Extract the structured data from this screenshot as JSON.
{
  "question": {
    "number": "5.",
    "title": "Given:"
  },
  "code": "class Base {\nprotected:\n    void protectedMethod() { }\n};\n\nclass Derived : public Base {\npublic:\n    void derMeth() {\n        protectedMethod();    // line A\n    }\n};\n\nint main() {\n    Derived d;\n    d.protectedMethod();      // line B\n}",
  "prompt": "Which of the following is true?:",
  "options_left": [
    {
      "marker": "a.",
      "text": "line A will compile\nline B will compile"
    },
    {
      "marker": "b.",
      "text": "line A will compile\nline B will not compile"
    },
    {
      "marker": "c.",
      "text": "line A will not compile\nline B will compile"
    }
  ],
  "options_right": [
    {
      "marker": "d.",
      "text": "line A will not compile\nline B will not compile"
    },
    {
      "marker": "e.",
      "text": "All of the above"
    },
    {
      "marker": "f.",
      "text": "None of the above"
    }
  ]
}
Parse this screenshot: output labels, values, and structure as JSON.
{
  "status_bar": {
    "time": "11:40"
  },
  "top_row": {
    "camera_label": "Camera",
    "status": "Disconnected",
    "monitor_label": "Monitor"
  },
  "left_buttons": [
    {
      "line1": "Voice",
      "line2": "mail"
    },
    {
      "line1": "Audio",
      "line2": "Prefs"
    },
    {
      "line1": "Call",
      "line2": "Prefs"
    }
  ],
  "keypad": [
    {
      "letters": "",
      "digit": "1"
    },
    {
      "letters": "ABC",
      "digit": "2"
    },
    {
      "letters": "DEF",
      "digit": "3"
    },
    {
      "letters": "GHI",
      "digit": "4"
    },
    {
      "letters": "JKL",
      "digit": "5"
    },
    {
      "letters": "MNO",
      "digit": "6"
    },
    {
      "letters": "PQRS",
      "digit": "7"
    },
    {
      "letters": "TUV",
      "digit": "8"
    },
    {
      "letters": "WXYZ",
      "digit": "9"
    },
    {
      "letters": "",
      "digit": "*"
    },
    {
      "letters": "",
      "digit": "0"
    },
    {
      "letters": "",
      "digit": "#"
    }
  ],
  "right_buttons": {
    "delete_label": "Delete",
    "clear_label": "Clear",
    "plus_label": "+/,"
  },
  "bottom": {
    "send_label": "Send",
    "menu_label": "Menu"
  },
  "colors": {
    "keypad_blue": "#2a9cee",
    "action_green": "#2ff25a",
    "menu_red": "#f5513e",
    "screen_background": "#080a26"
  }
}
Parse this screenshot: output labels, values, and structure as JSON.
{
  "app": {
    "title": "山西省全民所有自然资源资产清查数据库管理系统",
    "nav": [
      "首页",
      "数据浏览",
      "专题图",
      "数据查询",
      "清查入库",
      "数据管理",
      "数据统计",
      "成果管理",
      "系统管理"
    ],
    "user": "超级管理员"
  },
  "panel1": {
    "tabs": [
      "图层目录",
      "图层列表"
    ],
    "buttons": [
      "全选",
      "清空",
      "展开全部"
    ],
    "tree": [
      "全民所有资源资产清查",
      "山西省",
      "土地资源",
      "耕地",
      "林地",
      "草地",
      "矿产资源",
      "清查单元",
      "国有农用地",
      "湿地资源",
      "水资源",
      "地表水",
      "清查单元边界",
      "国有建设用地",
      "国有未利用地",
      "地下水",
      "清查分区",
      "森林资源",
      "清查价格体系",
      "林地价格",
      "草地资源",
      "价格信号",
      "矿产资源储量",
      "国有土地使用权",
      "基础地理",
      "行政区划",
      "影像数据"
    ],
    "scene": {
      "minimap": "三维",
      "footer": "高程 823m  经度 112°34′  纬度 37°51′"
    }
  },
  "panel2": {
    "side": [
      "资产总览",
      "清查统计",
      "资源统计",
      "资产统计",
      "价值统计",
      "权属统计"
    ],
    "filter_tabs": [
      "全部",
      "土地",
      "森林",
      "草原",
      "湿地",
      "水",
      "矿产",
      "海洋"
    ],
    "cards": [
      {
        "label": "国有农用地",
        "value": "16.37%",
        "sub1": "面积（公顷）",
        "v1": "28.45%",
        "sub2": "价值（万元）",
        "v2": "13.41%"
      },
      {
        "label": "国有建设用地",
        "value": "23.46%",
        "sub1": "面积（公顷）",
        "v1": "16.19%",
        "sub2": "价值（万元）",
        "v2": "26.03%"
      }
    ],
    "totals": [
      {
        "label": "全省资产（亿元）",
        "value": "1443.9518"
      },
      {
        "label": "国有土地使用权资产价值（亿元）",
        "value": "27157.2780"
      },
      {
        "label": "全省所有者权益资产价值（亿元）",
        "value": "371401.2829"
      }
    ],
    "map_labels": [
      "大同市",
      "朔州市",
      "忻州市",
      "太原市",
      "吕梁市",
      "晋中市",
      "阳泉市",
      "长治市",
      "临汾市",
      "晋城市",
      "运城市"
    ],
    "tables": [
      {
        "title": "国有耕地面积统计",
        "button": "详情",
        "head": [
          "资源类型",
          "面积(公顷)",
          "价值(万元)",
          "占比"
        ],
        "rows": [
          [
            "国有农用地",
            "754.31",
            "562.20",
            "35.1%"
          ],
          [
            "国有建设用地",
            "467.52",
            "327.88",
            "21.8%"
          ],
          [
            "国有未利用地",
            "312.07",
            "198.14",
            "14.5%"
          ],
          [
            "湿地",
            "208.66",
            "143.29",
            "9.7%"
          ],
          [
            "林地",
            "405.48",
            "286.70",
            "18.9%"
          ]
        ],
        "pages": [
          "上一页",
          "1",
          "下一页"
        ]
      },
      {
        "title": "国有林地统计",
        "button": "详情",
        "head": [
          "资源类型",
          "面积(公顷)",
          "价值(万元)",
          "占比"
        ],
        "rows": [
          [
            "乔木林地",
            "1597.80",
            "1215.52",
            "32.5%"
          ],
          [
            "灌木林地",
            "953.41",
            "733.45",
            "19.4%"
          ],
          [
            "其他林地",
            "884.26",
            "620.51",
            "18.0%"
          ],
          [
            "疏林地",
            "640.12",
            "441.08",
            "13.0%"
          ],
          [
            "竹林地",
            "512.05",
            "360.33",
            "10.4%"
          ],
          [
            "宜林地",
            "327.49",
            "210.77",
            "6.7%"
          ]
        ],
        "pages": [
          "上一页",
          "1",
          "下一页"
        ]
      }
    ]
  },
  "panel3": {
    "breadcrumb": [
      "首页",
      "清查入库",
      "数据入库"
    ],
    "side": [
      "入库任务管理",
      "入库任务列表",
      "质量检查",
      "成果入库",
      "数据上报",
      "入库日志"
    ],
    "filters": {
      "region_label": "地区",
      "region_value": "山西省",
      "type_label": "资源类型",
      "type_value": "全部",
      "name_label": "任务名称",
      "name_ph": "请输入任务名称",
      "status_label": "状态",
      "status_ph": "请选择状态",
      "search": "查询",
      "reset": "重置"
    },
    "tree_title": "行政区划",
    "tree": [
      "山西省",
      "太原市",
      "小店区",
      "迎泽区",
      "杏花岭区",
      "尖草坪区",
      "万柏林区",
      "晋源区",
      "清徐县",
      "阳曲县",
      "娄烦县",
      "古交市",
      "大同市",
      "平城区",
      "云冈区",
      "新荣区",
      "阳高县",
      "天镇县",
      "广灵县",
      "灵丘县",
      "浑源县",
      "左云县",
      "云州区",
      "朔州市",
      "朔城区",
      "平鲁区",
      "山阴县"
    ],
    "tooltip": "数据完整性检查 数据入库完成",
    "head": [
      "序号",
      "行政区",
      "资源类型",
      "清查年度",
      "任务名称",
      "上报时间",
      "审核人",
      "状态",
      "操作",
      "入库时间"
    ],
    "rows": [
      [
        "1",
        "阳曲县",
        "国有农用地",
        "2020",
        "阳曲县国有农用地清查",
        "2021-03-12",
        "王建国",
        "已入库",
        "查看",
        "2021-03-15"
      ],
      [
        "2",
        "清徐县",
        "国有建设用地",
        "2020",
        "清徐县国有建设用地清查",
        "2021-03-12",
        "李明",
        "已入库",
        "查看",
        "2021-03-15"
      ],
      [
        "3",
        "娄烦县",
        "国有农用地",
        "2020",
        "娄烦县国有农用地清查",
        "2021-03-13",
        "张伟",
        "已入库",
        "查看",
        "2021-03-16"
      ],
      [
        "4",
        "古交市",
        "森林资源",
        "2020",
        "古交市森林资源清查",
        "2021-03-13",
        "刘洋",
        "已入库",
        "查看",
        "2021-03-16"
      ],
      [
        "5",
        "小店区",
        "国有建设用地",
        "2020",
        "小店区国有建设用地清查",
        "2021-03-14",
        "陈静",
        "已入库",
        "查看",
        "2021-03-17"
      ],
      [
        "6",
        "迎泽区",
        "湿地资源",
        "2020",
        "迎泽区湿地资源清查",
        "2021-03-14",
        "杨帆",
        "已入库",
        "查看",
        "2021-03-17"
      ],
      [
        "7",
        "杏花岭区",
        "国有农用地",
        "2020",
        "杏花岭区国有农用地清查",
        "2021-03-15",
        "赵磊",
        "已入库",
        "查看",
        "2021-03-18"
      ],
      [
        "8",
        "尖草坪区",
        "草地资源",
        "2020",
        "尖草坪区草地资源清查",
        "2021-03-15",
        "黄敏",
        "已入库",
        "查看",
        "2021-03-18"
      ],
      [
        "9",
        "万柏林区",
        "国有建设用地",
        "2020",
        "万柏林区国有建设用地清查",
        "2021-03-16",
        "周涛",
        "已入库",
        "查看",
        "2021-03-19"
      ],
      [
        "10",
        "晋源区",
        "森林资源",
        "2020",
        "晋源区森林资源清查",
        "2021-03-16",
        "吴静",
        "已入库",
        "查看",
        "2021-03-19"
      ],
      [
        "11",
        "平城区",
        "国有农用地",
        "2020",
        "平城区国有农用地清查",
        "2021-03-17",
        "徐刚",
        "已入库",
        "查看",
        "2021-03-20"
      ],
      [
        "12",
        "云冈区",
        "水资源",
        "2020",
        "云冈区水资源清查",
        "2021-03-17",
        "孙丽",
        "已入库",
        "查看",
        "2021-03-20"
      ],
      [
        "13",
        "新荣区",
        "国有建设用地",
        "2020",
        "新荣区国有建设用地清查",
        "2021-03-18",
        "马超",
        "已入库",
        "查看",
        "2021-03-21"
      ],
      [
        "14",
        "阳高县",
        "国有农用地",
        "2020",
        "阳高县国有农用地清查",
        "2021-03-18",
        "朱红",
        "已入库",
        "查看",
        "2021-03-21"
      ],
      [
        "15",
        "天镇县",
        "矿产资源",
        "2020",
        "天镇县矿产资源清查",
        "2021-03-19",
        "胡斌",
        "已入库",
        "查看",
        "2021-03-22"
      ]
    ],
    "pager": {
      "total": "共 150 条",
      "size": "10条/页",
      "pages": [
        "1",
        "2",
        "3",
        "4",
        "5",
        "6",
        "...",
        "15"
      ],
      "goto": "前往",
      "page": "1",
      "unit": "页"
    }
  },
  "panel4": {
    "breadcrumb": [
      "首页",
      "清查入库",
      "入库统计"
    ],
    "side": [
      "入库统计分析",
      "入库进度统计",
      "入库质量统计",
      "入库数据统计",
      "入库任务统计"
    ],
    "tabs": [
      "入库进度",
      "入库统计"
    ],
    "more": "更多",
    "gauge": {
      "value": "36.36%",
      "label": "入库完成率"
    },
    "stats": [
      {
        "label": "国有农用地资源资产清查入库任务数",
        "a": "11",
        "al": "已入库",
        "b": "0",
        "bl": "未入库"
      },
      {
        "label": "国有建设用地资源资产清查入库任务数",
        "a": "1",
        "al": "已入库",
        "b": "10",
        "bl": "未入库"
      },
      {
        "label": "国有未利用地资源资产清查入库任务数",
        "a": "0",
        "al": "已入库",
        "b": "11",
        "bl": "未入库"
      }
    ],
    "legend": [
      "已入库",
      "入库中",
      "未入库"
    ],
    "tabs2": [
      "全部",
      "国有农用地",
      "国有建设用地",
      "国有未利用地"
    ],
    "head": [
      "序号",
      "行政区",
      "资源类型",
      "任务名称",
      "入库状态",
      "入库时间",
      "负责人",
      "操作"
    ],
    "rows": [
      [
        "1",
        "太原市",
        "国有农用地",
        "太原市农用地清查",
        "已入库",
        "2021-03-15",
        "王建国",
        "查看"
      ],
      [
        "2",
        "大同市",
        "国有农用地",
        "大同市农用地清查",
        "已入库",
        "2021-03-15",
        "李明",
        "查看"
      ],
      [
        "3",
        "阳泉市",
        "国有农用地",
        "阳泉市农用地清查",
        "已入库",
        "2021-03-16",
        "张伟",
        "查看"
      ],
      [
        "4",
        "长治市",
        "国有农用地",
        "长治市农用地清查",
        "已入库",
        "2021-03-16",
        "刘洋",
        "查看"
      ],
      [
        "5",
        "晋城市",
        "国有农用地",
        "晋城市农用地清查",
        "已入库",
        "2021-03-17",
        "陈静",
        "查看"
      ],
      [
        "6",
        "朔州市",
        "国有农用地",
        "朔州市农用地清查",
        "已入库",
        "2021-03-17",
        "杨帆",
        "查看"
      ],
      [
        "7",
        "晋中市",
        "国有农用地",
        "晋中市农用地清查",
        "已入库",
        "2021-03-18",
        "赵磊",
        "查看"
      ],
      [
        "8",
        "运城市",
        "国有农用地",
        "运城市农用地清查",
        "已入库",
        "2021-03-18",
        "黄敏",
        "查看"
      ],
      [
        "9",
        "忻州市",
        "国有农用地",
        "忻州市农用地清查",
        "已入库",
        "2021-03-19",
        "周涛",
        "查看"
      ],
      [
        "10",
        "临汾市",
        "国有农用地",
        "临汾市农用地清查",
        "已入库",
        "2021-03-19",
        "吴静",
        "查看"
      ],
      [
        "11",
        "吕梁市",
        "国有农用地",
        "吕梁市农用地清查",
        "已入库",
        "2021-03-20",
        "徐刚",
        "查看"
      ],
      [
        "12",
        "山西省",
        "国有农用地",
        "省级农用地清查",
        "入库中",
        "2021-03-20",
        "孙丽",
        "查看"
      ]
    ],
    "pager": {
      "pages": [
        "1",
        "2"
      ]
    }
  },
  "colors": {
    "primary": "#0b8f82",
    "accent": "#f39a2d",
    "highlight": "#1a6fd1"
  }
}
————————
### Problem requirements
Search the listing for the word "digit" and return each line that holds it.

### Worked solution
      "digit": "1"
      "digit": "2"
      "digit": "3"
      "digit": "4"
      "digit": "5"
      "digit": "6"
      "digit": "7"
      "digit": "8"
      "digit": "9"
      "digit": "*"
      "digit": "0"
      "digit": "#"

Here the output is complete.